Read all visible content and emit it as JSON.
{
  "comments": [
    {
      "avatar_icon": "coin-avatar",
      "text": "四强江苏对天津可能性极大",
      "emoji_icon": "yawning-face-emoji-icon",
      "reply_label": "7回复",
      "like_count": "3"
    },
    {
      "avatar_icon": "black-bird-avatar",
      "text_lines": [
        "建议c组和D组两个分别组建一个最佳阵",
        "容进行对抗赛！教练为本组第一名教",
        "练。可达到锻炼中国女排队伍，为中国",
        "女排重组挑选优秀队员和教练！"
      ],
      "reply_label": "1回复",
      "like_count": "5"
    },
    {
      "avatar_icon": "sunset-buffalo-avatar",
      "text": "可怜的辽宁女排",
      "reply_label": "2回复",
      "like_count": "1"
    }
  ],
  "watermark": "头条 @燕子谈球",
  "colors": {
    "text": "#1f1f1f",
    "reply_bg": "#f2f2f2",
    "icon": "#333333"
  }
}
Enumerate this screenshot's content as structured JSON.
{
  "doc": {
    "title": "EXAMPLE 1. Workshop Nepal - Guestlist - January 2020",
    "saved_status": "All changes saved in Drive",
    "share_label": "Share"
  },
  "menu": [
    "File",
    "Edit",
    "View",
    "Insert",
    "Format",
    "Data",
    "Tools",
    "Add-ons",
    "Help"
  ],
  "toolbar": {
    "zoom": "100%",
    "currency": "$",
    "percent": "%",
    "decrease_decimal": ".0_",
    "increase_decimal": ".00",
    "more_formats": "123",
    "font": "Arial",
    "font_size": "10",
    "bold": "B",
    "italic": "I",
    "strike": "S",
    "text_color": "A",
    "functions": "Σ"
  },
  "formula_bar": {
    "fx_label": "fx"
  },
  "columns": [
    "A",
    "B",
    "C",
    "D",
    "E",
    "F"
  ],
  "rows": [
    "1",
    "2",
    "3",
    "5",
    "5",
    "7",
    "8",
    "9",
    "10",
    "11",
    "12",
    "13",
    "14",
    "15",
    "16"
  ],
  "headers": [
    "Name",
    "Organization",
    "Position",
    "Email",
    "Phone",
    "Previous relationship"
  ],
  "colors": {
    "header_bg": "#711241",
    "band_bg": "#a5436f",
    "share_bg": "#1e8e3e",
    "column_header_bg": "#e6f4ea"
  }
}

# # # # # # #

=== Exercise description ===
The whole listing above needs to be written out again exactly.

=== Answer below ===
Read all visible content and emit it as JSON.
{
  "comments": [
    {
      "avatar_icon": "coin-avatar",
      "text": "四强江苏对天津可能性极大",
      "emoji_icon": "yawning-face-emoji-icon",
      "reply_label": "7回复",
      "like_count": "3"
    },
    {
      "avatar_icon": "black-bird-avatar",
      "text_lines": [
        "建议c组和D组两个分别组建一个最佳阵",
        "容进行对抗赛！教练为本组第一名教",
        "练。可达到锻炼中国女排队伍，为中国",
        "女排重组挑选优秀队员和教练！"
      ],
      "reply_label": "1回复",
      "like_count": "5"
    },
    {
      "avatar_icon": "sunset-buffalo-avatar",
      "text": "可怜的辽宁女排",
      "reply_label": "2回复",
      "like_count": "1"
    }
  ],
  "watermark": "头条 @燕子谈球",
  "colors": {
    "text": "#1f1f1f",
    "reply_bg": "#f2f2f2",
    "icon": "#333333"
  }
}
Enumerate this screenshot's content as structured JSON.
{
  "doc": {
    "title": "EXAMPLE 1. Workshop Nepal - Guestlist - January 2020",
    "saved_status": "All changes saved in Drive",
    "share_label": "Share"
  },
  "menu": [
    "File",
    "Edit",
    "View",
    "Insert",
    "Format",
    "Data",
    "Tools",
    "Add-ons",
    "Help"
  ],
  "toolbar": {
    "zoom": "100%",
    "currency": "$",
    "percent": "%",
    "decrease_decimal": ".0_",
    "increase_decimal": ".00",
    "more_formats": "123",
    "font": "Arial",
    "font_size": "10",
    "bold": "B",
    "italic": "I",
    "strike": "S",
    "text_color": "A",
    "functions": "Σ"
  },
  "formula_bar": {
    "fx_label": "fx"
  },
  "columns": [
    "A",
    "B",
    "C",
    "D",
    "E",
    "F"
  ],
  "rows": [
    "1",
    "2",
    "3",
    "5",
    "5",
    "7",
    "8",
    "9",
    "10",
    "11",
    "12",
    "13",
    "14",
    "15",
    "16"
  ],
  "headers": [
    "Name",
    "Organization",
    "Position",
    "Email",
    "Phone",
    "Previous relationship"
  ],
  "colors": {
    "header_bg": "#711241",
    "band_bg": "#a5436f",
    "share_bg": "#1e8e3e",
    "column_header_bg": "#e6f4ea"
  }
}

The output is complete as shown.